- _TO DO_: Could you transcribe every line of the entries that follow, character for character, changing nothing?

* Begin *

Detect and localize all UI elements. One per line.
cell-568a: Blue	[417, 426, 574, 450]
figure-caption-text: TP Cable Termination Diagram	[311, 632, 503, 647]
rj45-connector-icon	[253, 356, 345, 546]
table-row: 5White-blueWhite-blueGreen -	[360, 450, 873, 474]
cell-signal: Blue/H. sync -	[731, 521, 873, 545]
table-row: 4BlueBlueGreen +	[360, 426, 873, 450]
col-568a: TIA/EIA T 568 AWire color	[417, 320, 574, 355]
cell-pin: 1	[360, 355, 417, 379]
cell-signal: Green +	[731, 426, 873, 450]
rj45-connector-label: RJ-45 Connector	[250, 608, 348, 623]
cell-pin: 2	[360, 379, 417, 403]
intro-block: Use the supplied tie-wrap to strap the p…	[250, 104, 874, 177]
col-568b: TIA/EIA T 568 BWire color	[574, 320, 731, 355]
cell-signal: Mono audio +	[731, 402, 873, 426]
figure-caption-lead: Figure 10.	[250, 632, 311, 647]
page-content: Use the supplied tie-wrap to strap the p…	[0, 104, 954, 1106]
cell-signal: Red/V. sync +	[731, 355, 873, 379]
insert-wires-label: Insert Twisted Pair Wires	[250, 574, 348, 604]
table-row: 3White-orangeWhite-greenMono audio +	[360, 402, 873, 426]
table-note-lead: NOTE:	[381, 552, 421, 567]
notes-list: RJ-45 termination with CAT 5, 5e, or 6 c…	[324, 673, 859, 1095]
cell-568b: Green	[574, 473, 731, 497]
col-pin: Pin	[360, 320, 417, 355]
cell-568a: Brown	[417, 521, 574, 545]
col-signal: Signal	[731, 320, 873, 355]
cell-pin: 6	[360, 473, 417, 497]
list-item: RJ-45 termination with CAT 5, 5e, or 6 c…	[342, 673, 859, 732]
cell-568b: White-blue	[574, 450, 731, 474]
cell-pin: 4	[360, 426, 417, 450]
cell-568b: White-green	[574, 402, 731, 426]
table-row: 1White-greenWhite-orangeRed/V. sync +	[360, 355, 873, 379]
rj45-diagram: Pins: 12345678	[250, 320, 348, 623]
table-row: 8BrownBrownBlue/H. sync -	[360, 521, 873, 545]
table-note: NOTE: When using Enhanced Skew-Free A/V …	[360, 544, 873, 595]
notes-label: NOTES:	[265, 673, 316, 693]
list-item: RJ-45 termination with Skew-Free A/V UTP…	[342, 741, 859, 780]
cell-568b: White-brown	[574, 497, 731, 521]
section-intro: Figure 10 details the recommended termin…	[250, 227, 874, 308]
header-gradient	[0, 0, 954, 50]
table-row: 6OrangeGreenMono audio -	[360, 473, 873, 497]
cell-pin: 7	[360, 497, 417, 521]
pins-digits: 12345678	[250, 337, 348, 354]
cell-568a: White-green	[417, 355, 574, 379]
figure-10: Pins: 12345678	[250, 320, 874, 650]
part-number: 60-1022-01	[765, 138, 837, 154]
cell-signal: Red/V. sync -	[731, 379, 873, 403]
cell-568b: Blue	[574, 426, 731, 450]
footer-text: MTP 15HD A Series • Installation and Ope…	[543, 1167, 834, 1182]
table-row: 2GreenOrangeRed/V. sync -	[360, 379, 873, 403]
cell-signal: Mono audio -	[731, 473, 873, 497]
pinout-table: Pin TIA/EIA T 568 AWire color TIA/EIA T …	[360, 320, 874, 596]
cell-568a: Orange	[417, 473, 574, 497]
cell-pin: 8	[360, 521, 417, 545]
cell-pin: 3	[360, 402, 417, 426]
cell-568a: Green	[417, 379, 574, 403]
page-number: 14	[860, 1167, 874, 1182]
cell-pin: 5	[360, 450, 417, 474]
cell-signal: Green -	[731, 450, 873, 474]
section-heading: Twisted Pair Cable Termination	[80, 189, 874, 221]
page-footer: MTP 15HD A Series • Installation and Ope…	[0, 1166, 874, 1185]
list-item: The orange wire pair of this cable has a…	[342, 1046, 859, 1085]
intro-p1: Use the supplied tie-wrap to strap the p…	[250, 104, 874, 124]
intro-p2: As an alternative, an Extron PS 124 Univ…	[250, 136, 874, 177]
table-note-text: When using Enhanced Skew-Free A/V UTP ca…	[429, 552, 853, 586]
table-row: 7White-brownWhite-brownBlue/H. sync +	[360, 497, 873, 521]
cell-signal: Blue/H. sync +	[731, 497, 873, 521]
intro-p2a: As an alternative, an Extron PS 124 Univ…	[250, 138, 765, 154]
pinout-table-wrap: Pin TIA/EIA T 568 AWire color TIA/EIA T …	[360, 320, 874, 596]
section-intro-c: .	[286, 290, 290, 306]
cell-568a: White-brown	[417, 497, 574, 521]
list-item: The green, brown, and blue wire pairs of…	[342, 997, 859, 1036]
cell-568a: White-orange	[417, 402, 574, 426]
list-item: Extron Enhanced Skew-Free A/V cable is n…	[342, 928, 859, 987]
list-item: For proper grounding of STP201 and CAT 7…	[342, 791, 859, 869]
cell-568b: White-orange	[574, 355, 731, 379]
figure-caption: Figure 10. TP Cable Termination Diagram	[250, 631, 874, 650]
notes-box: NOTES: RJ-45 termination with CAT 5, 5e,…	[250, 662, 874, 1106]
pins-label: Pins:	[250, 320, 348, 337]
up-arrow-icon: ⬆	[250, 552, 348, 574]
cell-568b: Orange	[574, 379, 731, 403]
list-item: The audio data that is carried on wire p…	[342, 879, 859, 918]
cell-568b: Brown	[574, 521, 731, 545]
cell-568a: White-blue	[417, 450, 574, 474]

* End *

- _EXPECTED ANSWER_:
Detect and localize all UI elements. One per line.
cell-568a: Blue	[417, 426, 574, 450]
figure-caption-text: TP Cable Termination Diagram	[311, 632, 503, 647]
rj45-connector-icon	[253, 356, 345, 546]
table-row: 5White-blueWhite-blueGreen -	[360, 450, 873, 474]
cell-signal: Blue/H. sync -	[731, 521, 873, 545]
table-row: 4BlueBlueGreen +	[360, 426, 873, 450]
col-568a: TIA/EIA T 568 AWire color	[417, 320, 574, 355]
cell-pin: 1	[360, 355, 417, 379]
cell-signal: Green +	[731, 426, 873, 450]
rj45-connector-label: RJ-45 Connector	[250, 608, 348, 623]
cell-pin: 2	[360, 379, 417, 403]
intro-block: Use the supplied tie-wrap to strap the p…	[250, 104, 874, 177]
col-568b: TIA/EIA T 568 BWire color	[574, 320, 731, 355]
cell-signal: Mono audio +	[731, 402, 873, 426]
figure-caption-lead: Figure 10.	[250, 632, 311, 647]
page-content: Use the supplied tie-wrap to strap the p…	[0, 104, 954, 1106]
cell-signal: Red/V. sync +	[731, 355, 873, 379]
insert-wires-label: Insert Twisted Pair Wires	[250, 574, 348, 604]
table-row: 3White-orangeWhite-greenMono audio +	[360, 402, 873, 426]
table-note-lead: NOTE:	[381, 552, 421, 567]
notes-list: RJ-45 termination with CAT 5, 5e, or 6 c…	[324, 673, 859, 1095]
cell-568b: Green	[574, 473, 731, 497]
col-pin: Pin	[360, 320, 417, 355]
cell-568a: Brown	[417, 521, 574, 545]
col-signal: Signal	[731, 320, 873, 355]
cell-pin: 6	[360, 473, 417, 497]
list-item: RJ-45 termination with CAT 5, 5e, or 6 c…	[342, 673, 859, 732]
cell-568b: White-blue	[574, 450, 731, 474]
cell-pin: 4	[360, 426, 417, 450]
cell-568b: White-green	[574, 402, 731, 426]
table-row: 1White-greenWhite-orangeRed/V. sync +	[360, 355, 873, 379]
rj45-diagram: Pins: 12345678	[250, 320, 348, 623]
table-row: 8BrownBrownBlue/H. sync -	[360, 521, 873, 545]
table-note: NOTE: When using Enhanced Skew-Free A/V …	[360, 544, 873, 595]
notes-label: NOTES:	[265, 673, 316, 693]
list-item: RJ-45 termination with Skew-Free A/V UTP…	[342, 741, 859, 780]
cell-568b: White-brown	[574, 497, 731, 521]
section-intro: Figure 10 details the recommended termin…	[250, 227, 874, 308]
header-gradient	[0, 0, 954, 50]
table-row: 6OrangeGreenMono audio -	[360, 473, 873, 497]
cell-pin: 7	[360, 497, 417, 521]
pins-digits: 12345678	[250, 337, 348, 354]
cell-568a: White-green	[417, 355, 574, 379]
figure-10: Pins: 12345678	[250, 320, 874, 650]
part-number: 60-1022-01	[765, 138, 837, 154]
cell-signal: Red/V. sync -	[731, 379, 873, 403]
cell-568b: Blue	[574, 426, 731, 450]
footer-text: MTP 15HD A Series • Installation and Ope…	[543, 1167, 834, 1182]
table-row: 2GreenOrangeRed/V. sync -	[360, 379, 873, 403]
cell-signal: Mono audio -	[731, 473, 873, 497]
pinout-table: Pin TIA/EIA T 568 AWire color TIA/EIA T …	[360, 320, 874, 596]
cell-568a: Orange	[417, 473, 574, 497]
cell-pin: 8	[360, 521, 417, 545]
cell-pin: 3	[360, 402, 417, 426]
cell-568a: Green	[417, 379, 574, 403]
page-number: 14	[860, 1167, 874, 1182]
cell-pin: 5	[360, 450, 417, 474]
cell-signal: Green -	[731, 450, 873, 474]
section-heading: Twisted Pair Cable Termination	[80, 189, 874, 221]
page-footer: MTP 15HD A Series • Installation and Ope…	[0, 1166, 874, 1185]
list-item: The orange wire pair of this cable has a…	[342, 1046, 859, 1085]
intro-p1: Use the supplied tie-wrap to strap the p…	[250, 104, 874, 124]
intro-p2: As an alternative, an Extron PS 124 Univ…	[250, 136, 874, 177]
table-note-text: When using Enhanced Skew-Free A/V UTP ca…	[429, 552, 853, 586]
table-row: 7White-brownWhite-brownBlue/H. sync +	[360, 497, 873, 521]
cell-signal: Blue/H. sync +	[731, 497, 873, 521]
intro-p2a: As an alternative, an Extron PS 124 Univ…	[250, 138, 765, 154]
pinout-table-wrap: Pin TIA/EIA T 568 AWire color TIA/EIA T …	[360, 320, 874, 596]
section-intro-c: .	[286, 290, 290, 306]
cell-568a: White-brown	[417, 497, 574, 521]
list-item: The green, brown, and blue wire pairs of…	[342, 997, 859, 1036]
cell-568a: White-orange	[417, 402, 574, 426]
list-item: Extron Enhanced Skew-Free A/V cable is n…	[342, 928, 859, 987]
list-item: For proper grounding of STP201 and CAT 7…	[342, 791, 859, 869]
cell-568b: White-orange	[574, 355, 731, 379]
figure-caption: Figure 10. TP Cable Termination Diagram	[250, 631, 874, 650]
notes-box: NOTES: RJ-45 termination with CAT 5, 5e,…	[250, 662, 874, 1106]
pins-label: Pins:	[250, 320, 348, 337]
up-arrow-icon: ⬆	[250, 552, 348, 574]
cell-568b: Orange	[574, 379, 731, 403]
list-item: The audio data that is carried on wire p…	[342, 879, 859, 918]
cell-568b: Brown	[574, 521, 731, 545]
cell-568a: White-blue	[417, 450, 574, 474]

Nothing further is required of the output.